■ **EXTRACTED MATERIAL**
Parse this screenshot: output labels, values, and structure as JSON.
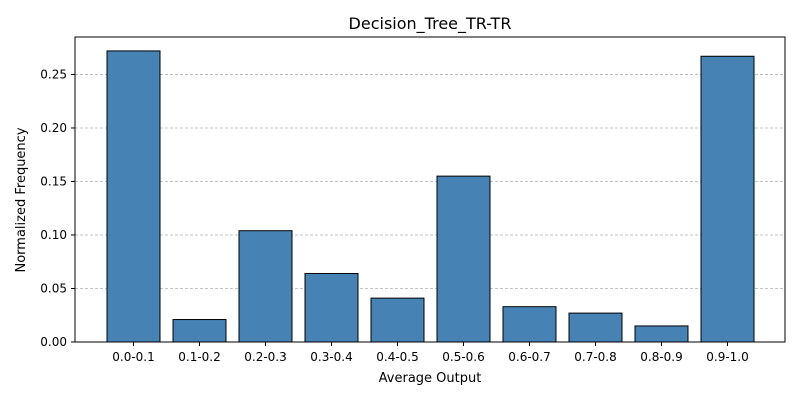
{
  "chart_data": {
    "type": "bar",
    "title": "Decision_Tree_TR-TR",
    "xlabel": "Average Output",
    "ylabel": "Normalized Frequency",
    "categories": [
      "0.0-0.1",
      "0.1-0.2",
      "0.2-0.3",
      "0.3-0.4",
      "0.4-0.5",
      "0.5-0.6",
      "0.6-0.7",
      "0.7-0.8",
      "0.8-0.9",
      "0.9-1.0"
    ],
    "values": [
      0.272,
      0.021,
      0.104,
      0.064,
      0.041,
      0.155,
      0.033,
      0.027,
      0.015,
      0.267
    ],
    "ylim": [
      0,
      0.285
    ],
    "yticks": [
      "0.00",
      "0.05",
      "0.10",
      "0.15",
      "0.20",
      "0.25"
    ],
    "grid": "y-dashed",
    "colors": {
      "bar_fill": "#4682b4",
      "bar_edge": "#000000",
      "grid": "#b0b0b0"
    }
  }
}
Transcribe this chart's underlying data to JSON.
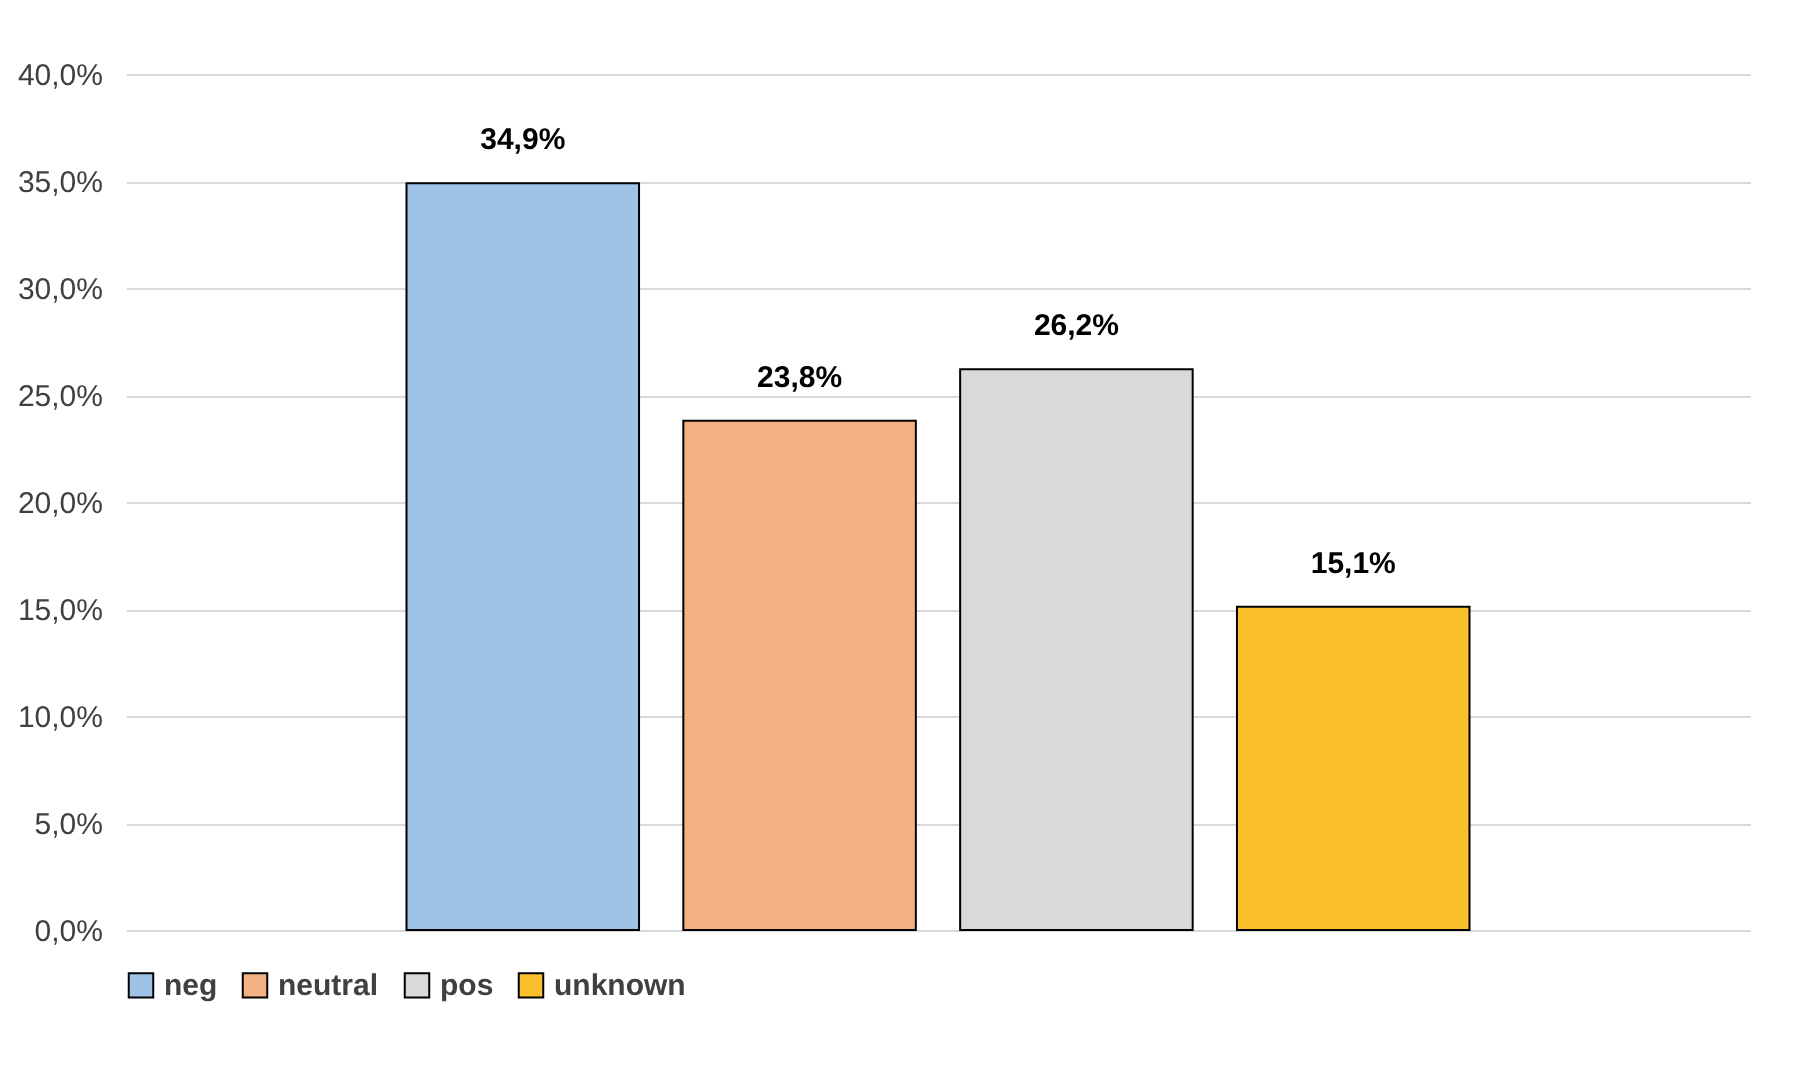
{
  "chart_data": {
    "type": "bar",
    "categories": [
      null
    ],
    "series": [
      {
        "name": "neg",
        "color": "#9dc3e6",
        "values": [
          34.9
        ],
        "value_labels": [
          "34,9%"
        ]
      },
      {
        "name": "neutral",
        "color": "#f4b183",
        "values": [
          23.8
        ],
        "value_labels": [
          "23,8%"
        ]
      },
      {
        "name": "pos",
        "color": "#d9d9d9",
        "values": [
          26.2
        ],
        "value_labels": [
          "26,2%"
        ]
      },
      {
        "name": "unknown",
        "color": "#fbc02d",
        "values": [
          15.1
        ],
        "value_labels": [
          "15,1%"
        ]
      }
    ],
    "ylim": [
      0,
      40
    ],
    "yticks": [
      {
        "value": 0,
        "label": "0,0%"
      },
      {
        "value": 5,
        "label": "5,0%"
      },
      {
        "value": 10,
        "label": "10,0%"
      },
      {
        "value": 15,
        "label": "15,0%"
      },
      {
        "value": 20,
        "label": "20,0%"
      },
      {
        "value": 25,
        "label": "25,0%"
      },
      {
        "value": 30,
        "label": "30,0%"
      },
      {
        "value": 35,
        "label": "35,0%"
      },
      {
        "value": 40,
        "label": "40,0%"
      }
    ],
    "grid": "y",
    "legend": "bottom"
  }
}
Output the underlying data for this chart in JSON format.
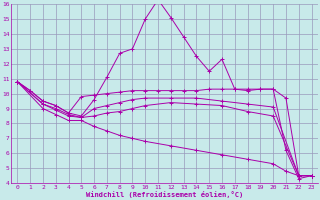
{
  "xlabel": "Windchill (Refroidissement éolien,°C)",
  "xlim": [
    -0.5,
    23.5
  ],
  "ylim": [
    4,
    16
  ],
  "yticks": [
    4,
    5,
    6,
    7,
    8,
    9,
    10,
    11,
    12,
    13,
    14,
    15,
    16
  ],
  "xticks": [
    0,
    1,
    2,
    3,
    4,
    5,
    6,
    7,
    8,
    9,
    10,
    11,
    12,
    13,
    14,
    15,
    16,
    17,
    18,
    19,
    20,
    21,
    22,
    23
  ],
  "bg_color": "#c8eaea",
  "line_color": "#aa00aa",
  "grid_color": "#9999bb",
  "series": [
    {
      "x": [
        0,
        1,
        2,
        3,
        4,
        5,
        6,
        7,
        8,
        9,
        10,
        11,
        12,
        13,
        14,
        15,
        16,
        17,
        18,
        19,
        20,
        21,
        22,
        23
      ],
      "y": [
        10.8,
        10.2,
        9.5,
        9.2,
        8.7,
        8.5,
        9.6,
        11.1,
        12.7,
        13.0,
        15.0,
        16.3,
        15.1,
        13.8,
        12.5,
        11.5,
        12.3,
        10.3,
        10.2,
        10.3,
        10.3,
        6.2,
        4.3,
        4.5
      ]
    },
    {
      "x": [
        0,
        1,
        2,
        3,
        4,
        5,
        6,
        7,
        8,
        9,
        10,
        11,
        12,
        13,
        14,
        15,
        16,
        17,
        18,
        19,
        20,
        21,
        22,
        23
      ],
      "y": [
        10.8,
        10.2,
        9.5,
        9.2,
        8.7,
        9.8,
        9.9,
        10.0,
        10.1,
        10.2,
        10.2,
        10.2,
        10.2,
        10.2,
        10.2,
        10.3,
        10.3,
        10.3,
        10.3,
        10.3,
        10.3,
        9.7,
        4.5,
        4.5
      ]
    },
    {
      "x": [
        0,
        2,
        3,
        4,
        5,
        6,
        7,
        8,
        9,
        10,
        12,
        14,
        16,
        18,
        20,
        22,
        23
      ],
      "y": [
        10.8,
        9.3,
        9.0,
        8.6,
        8.4,
        9.0,
        9.2,
        9.4,
        9.6,
        9.7,
        9.7,
        9.7,
        9.5,
        9.3,
        9.1,
        4.5,
        4.5
      ]
    },
    {
      "x": [
        0,
        2,
        3,
        4,
        5,
        6,
        7,
        8,
        9,
        10,
        12,
        14,
        16,
        18,
        20,
        22,
        23
      ],
      "y": [
        10.8,
        9.3,
        8.9,
        8.5,
        8.4,
        8.5,
        8.7,
        8.8,
        9.0,
        9.2,
        9.4,
        9.3,
        9.2,
        8.8,
        8.5,
        4.5,
        4.5
      ]
    },
    {
      "x": [
        0,
        2,
        3,
        4,
        5,
        6,
        7,
        8,
        9,
        10,
        12,
        14,
        16,
        18,
        20,
        21,
        22,
        23
      ],
      "y": [
        10.8,
        9.0,
        8.6,
        8.2,
        8.2,
        7.8,
        7.5,
        7.2,
        7.0,
        6.8,
        6.5,
        6.2,
        5.9,
        5.6,
        5.3,
        4.8,
        4.5,
        4.5
      ]
    }
  ]
}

■ **AIM OF THE EXERCISE**
Scan the listing above for the word "name" and copy every line that holds it.

■ **EXPECTED ANSWER**
        "name": "neg",
        "name": "neutral",
        "name": "pos",
        "name": "unknown",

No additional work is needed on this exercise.